> TASK DETAILS
Seek out every line containing the word "writing", and copy each.

> GIVEN DATA

%%

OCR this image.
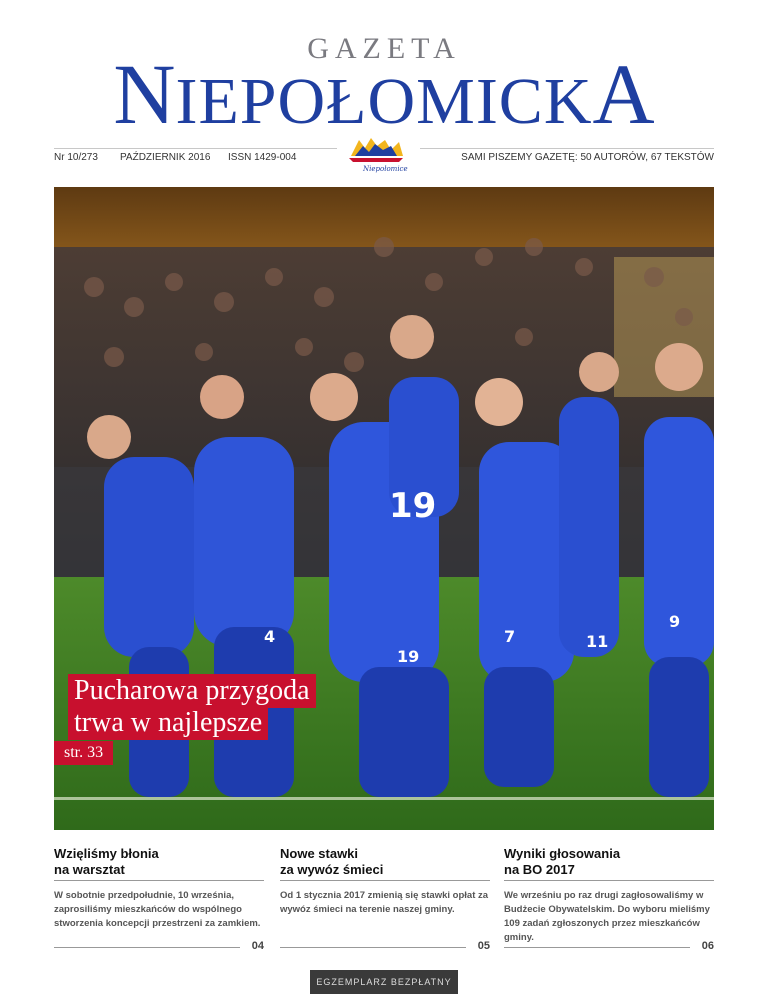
GAZETA
NIEPOŁOMICKA
Nr 10/273 PAŹDZIERNIK 2016 ISSN 1429-004	SAMI PISZEMY GAZETĘ: 50 AUTORÓW, 67 TEKSTÓW
Niepołomice
19
4
19
7	11
9
Pucharowa przygoda
trwa w najlepsze
str. 33
Wzięliśmy błonia
na warsztat

W sobotnie przedpołudnie, 10 września, zaprosiliśmy mieszkańców do wspólnego stworzenia koncepcji przestrzeni za zamkiem.

04
Nowe stawki
za wywóz śmieci

Od 1 stycznia 2017 zmienią się stawki opłat za wywóz śmieci na terenie naszej gminy.

05
Wyniki głosowania
na BO 2017

We wrześniu po raz drugi zagłosowaliśmy w Budżecie Obywatelskim. Do wyboru mieliśmy 109 zadań zgłoszonych przez mieszkańców gminy.

06
EGZEMPLARZ BEZPŁATNY
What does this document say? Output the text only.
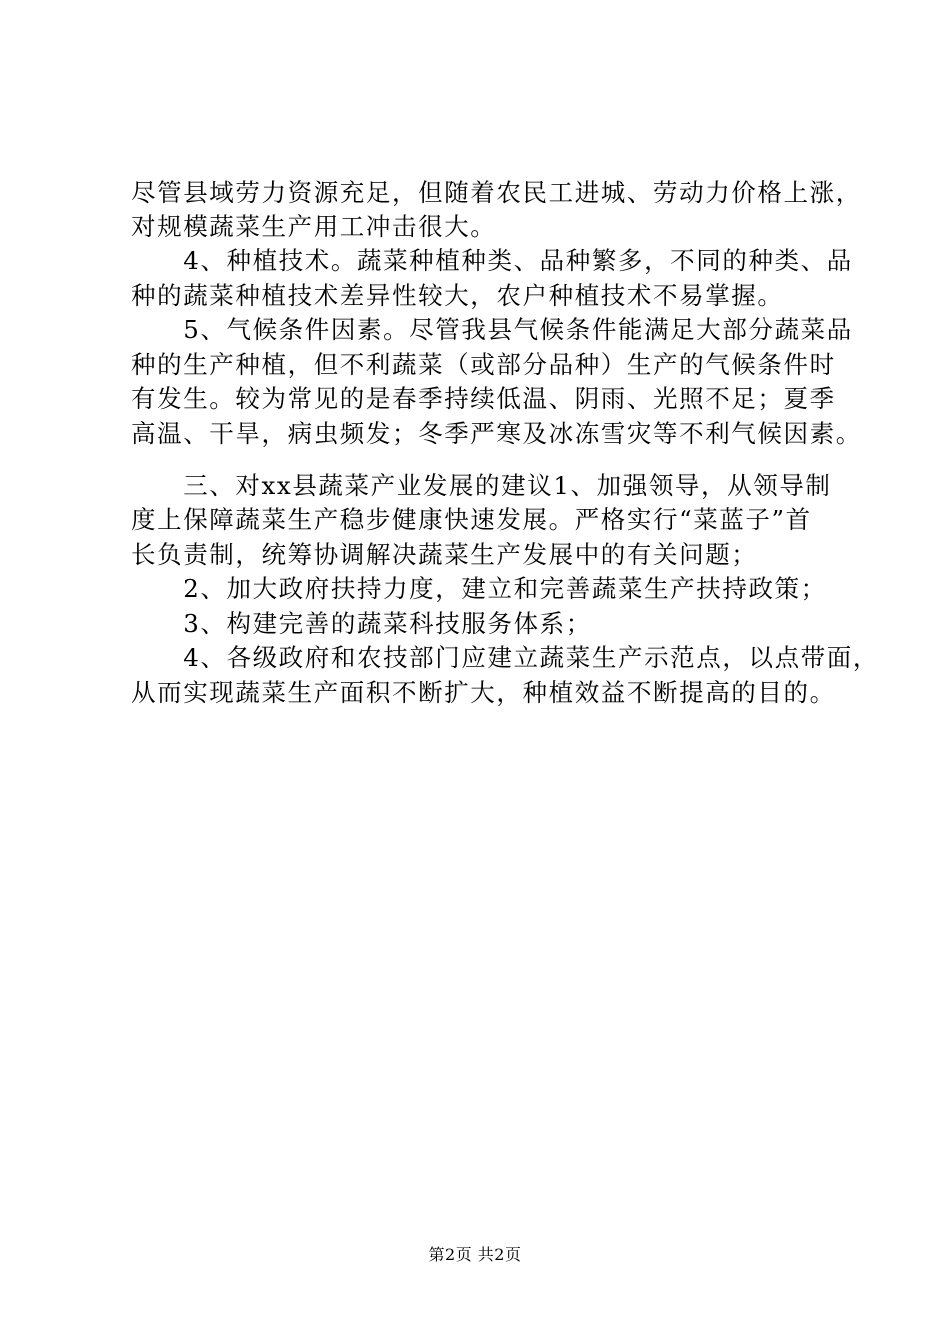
尽管县域劳力资源充足，但随着农民工进城、劳动力价格上涨，
对规模蔬菜生产用工冲击很大。
　　4、种植技术。蔬菜种植种类、品种繁多，不同的种类、品
种的蔬菜种植技术差异性较大，农户种植技术不易掌握。
　　5、气候条件因素。尽管我县气候条件能满足大部分蔬菜品
种的生产种植，但不利蔬菜（或部分品种）生产的气候条件时
有发生。较为常见的是春季持续低温、阴雨、光照不足；夏季
高温、干旱，病虫频发；冬季严寒及冰冻雪灾等不利气候因素。
　　三、对xx县蔬菜产业发展的建议1、加强领导，从领导制
度上保障蔬菜生产稳步健康快速发展。严格实行“菜蓝子”首
长负责制，统筹协调解决蔬菜生产发展中的有关问题；
　　2、加大政府扶持力度，建立和完善蔬菜生产扶持政策；
　　3、构建完善的蔬菜科技服务体系；
　　4、各级政府和农技部门应建立蔬菜生产示范点，以点带面，
从而实现蔬菜生产面积不断扩大，种植效益不断提高的目的。
第2页 共2页
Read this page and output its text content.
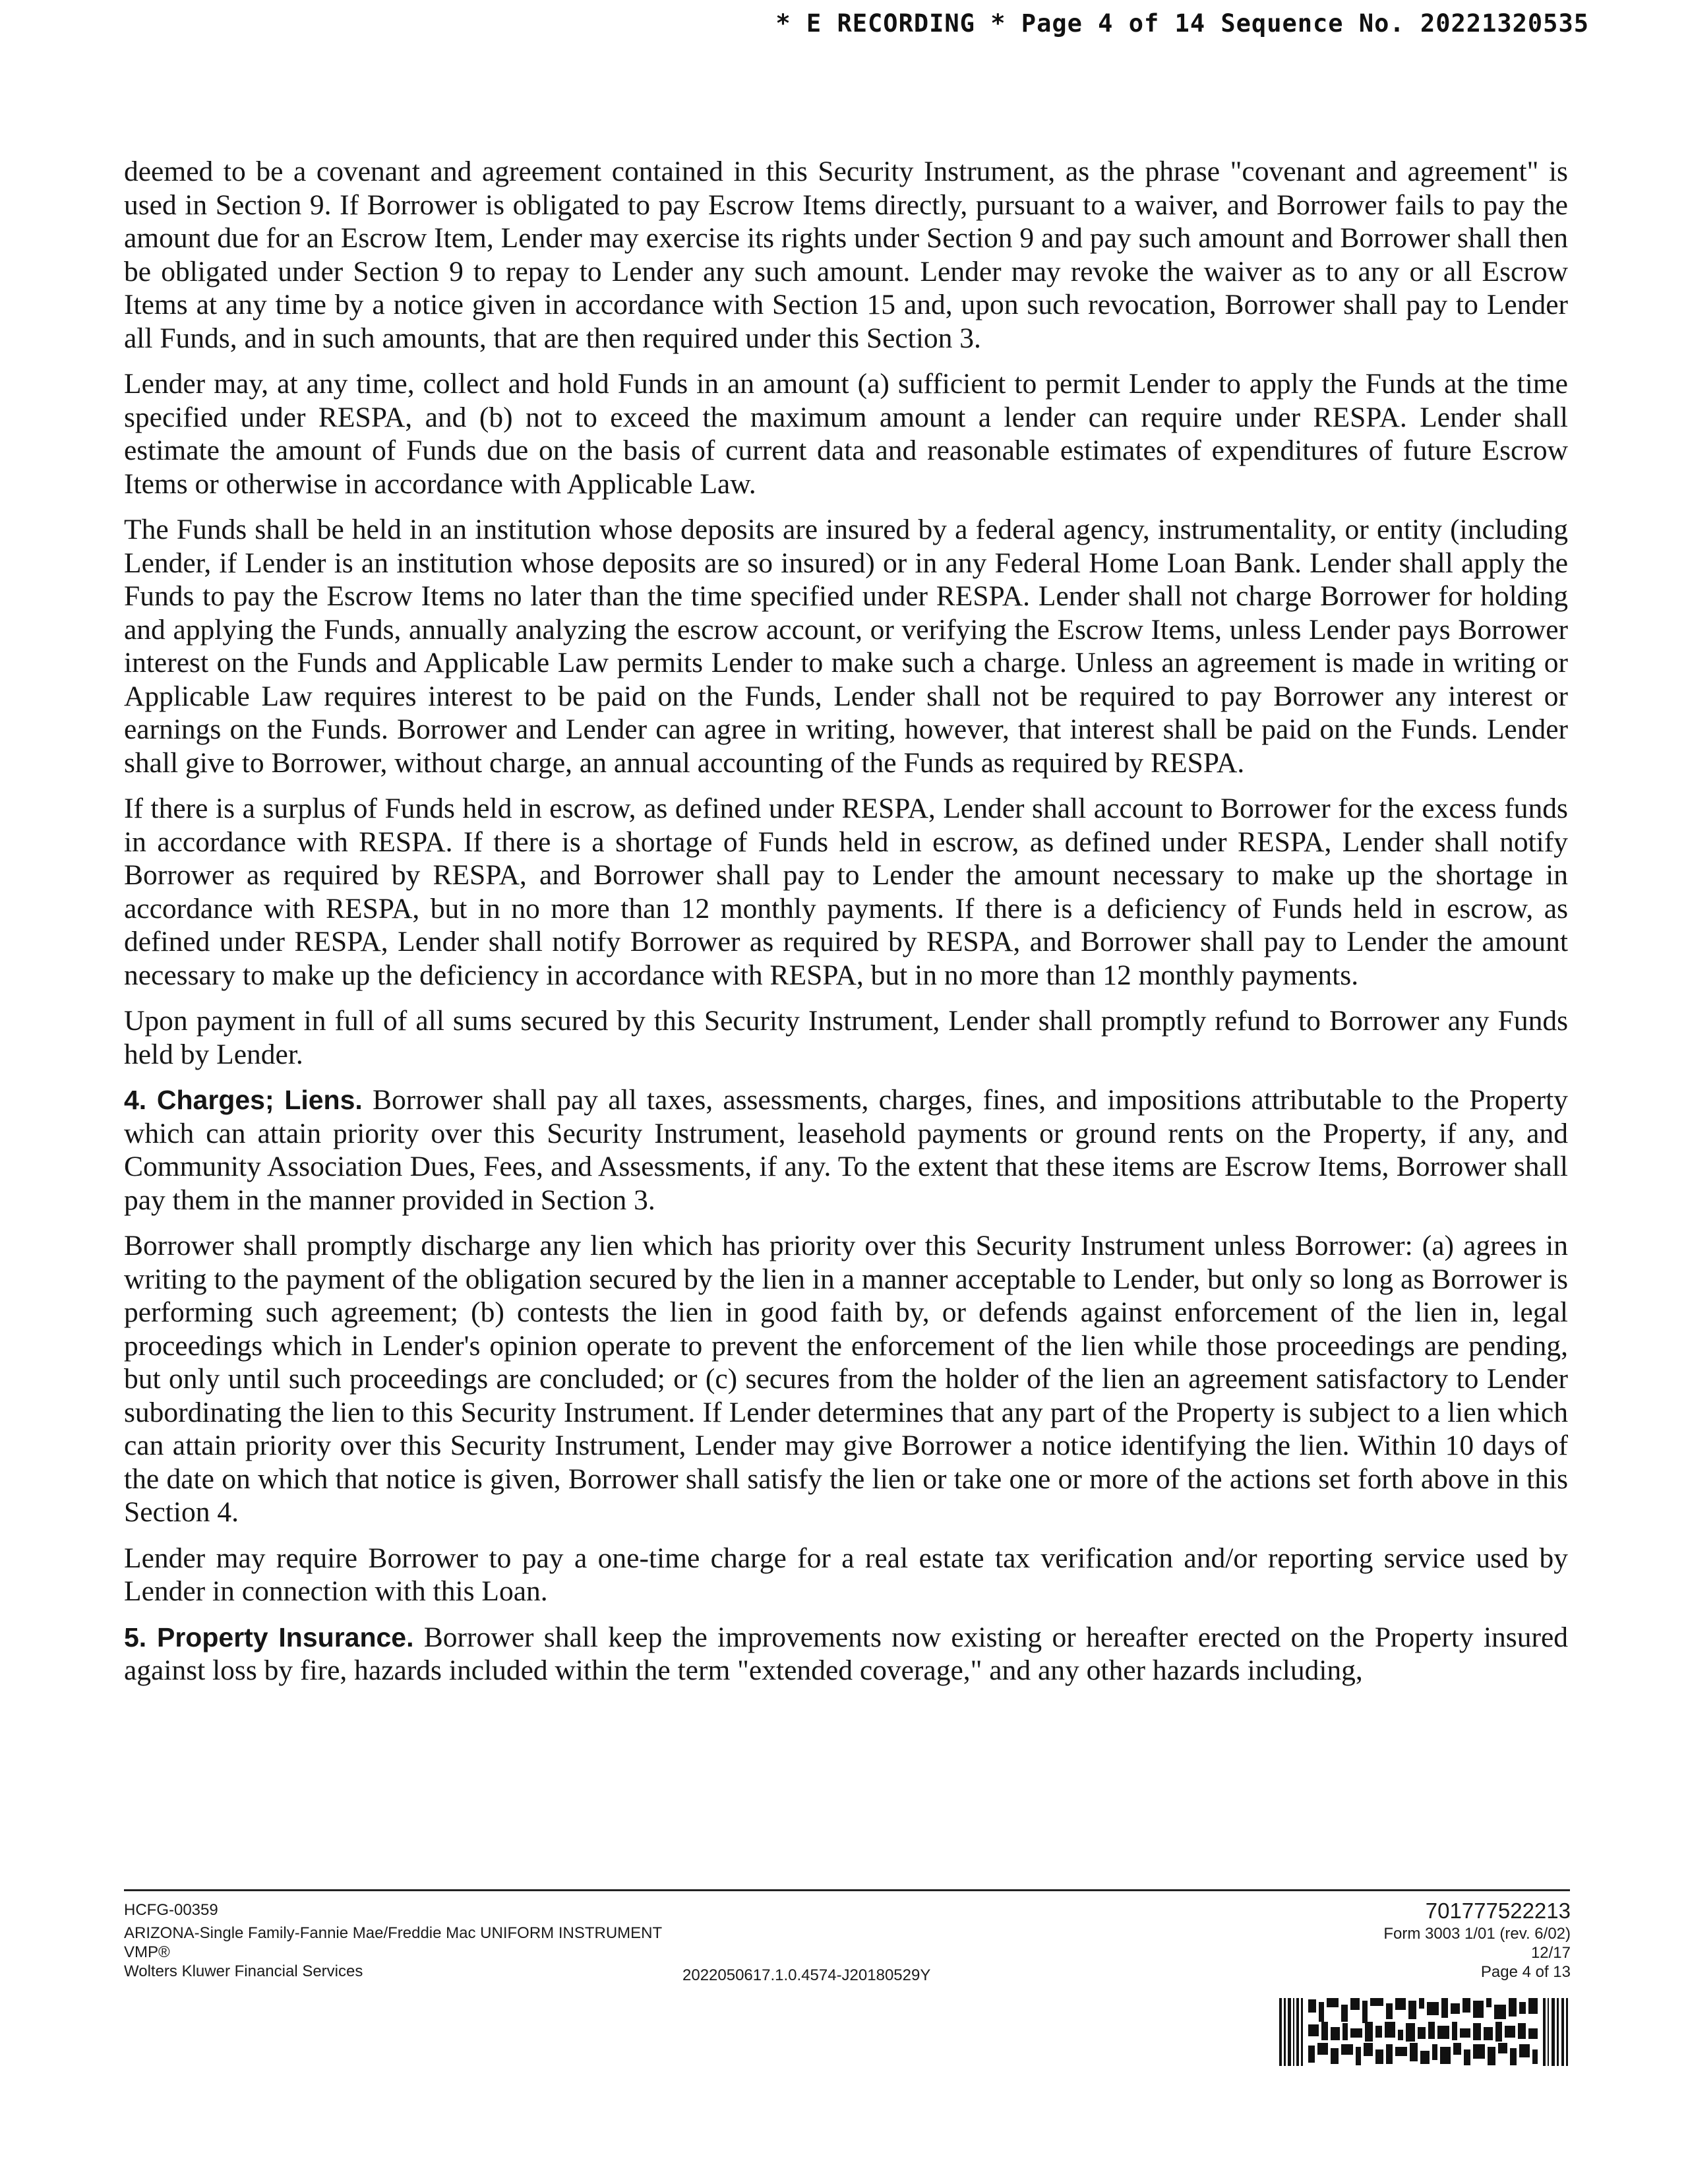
* E RECORDING * Page 4 of 14 Sequence No. 20221320535

deemed to be a covenant and agreement contained in this Security Instrument, as the phrase "covenant and agreement" is used in Section 9. If Borrower is obligated to pay Escrow Items directly, pursuant to a waiver, and Borrower fails to pay the amount due for an Escrow Item, Lender may exercise its rights under Section 9 and pay such amount and Borrower shall then be obligated under Section 9 to repay to Lender any such amount. Lender may revoke the waiver as to any or all Escrow Items at any time by a notice given in accordance with Section 15 and, upon such revocation, Borrower shall pay to Lender all Funds, and in such amounts, that are then required under this Section 3.

Lender may, at any time, collect and hold Funds in an amount (a) sufficient to permit Lender to apply the Funds at the time specified under RESPA, and (b) not to exceed the maximum amount a lender can require under RESPA. Lender shall estimate the amount of Funds due on the basis of current data and reasonable estimates of expenditures of future Escrow Items or otherwise in accordance with Applicable Law.

The Funds shall be held in an institution whose deposits are insured by a federal agency, instrumentality, or entity (including Lender, if Lender is an institution whose deposits are so insured) or in any Federal Home Loan Bank. Lender shall apply the Funds to pay the Escrow Items no later than the time specified under RESPA. Lender shall not charge Borrower for holding and applying the Funds, annually analyzing the escrow account, or verifying the Escrow Items, unless Lender pays Borrower interest on the Funds and Applicable Law permits Lender to make such a charge. Unless an agreement is made in writing or Applicable Law requires interest to be paid on the Funds, Lender shall not be required to pay Borrower any interest or earnings on the Funds. Borrower and Lender can agree in writing, however, that interest shall be paid on the Funds. Lender shall give to Borrower, without charge, an annual accounting of the Funds as required by RESPA.

If there is a surplus of Funds held in escrow, as defined under RESPA, Lender shall account to Borrower for the excess funds in accordance with RESPA. If there is a shortage of Funds held in escrow, as defined under RESPA, Lender shall notify Borrower as required by RESPA, and Borrower shall pay to Lender the amount necessary to make up the shortage in accordance with RESPA, but in no more than 12 monthly payments. If there is a deficiency of Funds held in escrow, as defined under RESPA, Lender shall notify Borrower as required by RESPA, and Borrower shall pay to Lender the amount necessary to make up the deficiency in accordance with RESPA, but in no more than 12 monthly payments.

Upon payment in full of all sums secured by this Security Instrument, Lender shall promptly refund to Borrower any Funds held by Lender.

4. Charges; Liens. Borrower shall pay all taxes, assessments, charges, fines, and impositions attributable to the Property which can attain priority over this Security Instrument, leasehold payments or ground rents on the Property, if any, and Community Association Dues, Fees, and Assessments, if any. To the extent that these items are Escrow Items, Borrower shall pay them in the manner provided in Section 3.

Borrower shall promptly discharge any lien which has priority over this Security Instrument unless Borrower: (a) agrees in writing to the payment of the obligation secured by the lien in a manner acceptable to Lender, but only so long as Borrower is performing such agreement; (b) contests the lien in good faith by, or defends against enforcement of the lien in, legal proceedings which in Lender's opinion operate to prevent the enforcement of the lien while those proceedings are pending, but only until such proceedings are concluded; or (c) secures from the holder of the lien an agreement satisfactory to Lender subordinating the lien to this Security Instrument. If Lender determines that any part of the Property is subject to a lien which can attain priority over this Security Instrument, Lender may give Borrower a notice identifying the lien. Within 10 days of the date on which that notice is given, Borrower shall satisfy the lien or take one or more of the actions set forth above in this Section 4.

Lender may require Borrower to pay a one-time charge for a real estate tax verification and/or reporting service used by Lender in connection with this Loan.

5. Property Insurance. Borrower shall keep the improvements now existing or hereafter erected on the Property insured against loss by fire, hazards included within the term "extended coverage," and any other hazards including,

HCFG-00359
ARIZONA-Single Family-Fannie Mae/Freddie Mac UNIFORM INSTRUMENT
VMP®
Wolters Kluwer Financial Services	2022050617.1.0.4574-J20180529Y
701777522213
Form 3003 1/01 (rev. 6/02)
12/17
Page 4 of 13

%%

> SOLUTION
The Funds shall be held in an institution whose deposits are insured by a federal agency, instrumentality, or entity (including Lender, if Lender is an institution whose deposits are so insured) or in any Federal Home Loan Bank. Lender shall apply the Funds to pay the Escrow Items no later than the time specified under RESPA. Lender shall not charge Borrower for holding and applying the Funds, annually analyzing the escrow account, or verifying the Escrow Items, unless Lender pays Borrower interest on the Funds and Applicable Law permits Lender to make such a charge. Unless an agreement is made in writing or Applicable Law requires interest to be paid on the Funds, Lender shall not be required to pay Borrower any interest or earnings on the Funds. Borrower and Lender can agree in writing, however, that interest shall be paid on the Funds. Lender shall give to Borrower, without charge, an annual accounting of the Funds as required by RESPA.
Borrower shall promptly discharge any lien which has priority over this Security Instrument unless Borrower: (a) agrees in writing to the payment of the obligation secured by the lien in a manner acceptable to Lender, but only so long as Borrower is performing such agreement; (b) contests the lien in good faith by, or defends against enforcement of the lien in, legal proceedings which in Lender's opinion operate to prevent the enforcement of the lien while those proceedings are pending, but only until such proceedings are concluded; or (c) secures from the holder of the lien an agreement satisfactory to Lender subordinating the lien to this Security Instrument. If Lender determines that any part of the Property is subject to a lien which can attain priority over this Security Instrument, Lender may give Borrower a notice identifying the lien. Within 10 days of the date on which that notice is given, Borrower shall satisfy the lien or take one or more of the actions set forth above in this Section 4.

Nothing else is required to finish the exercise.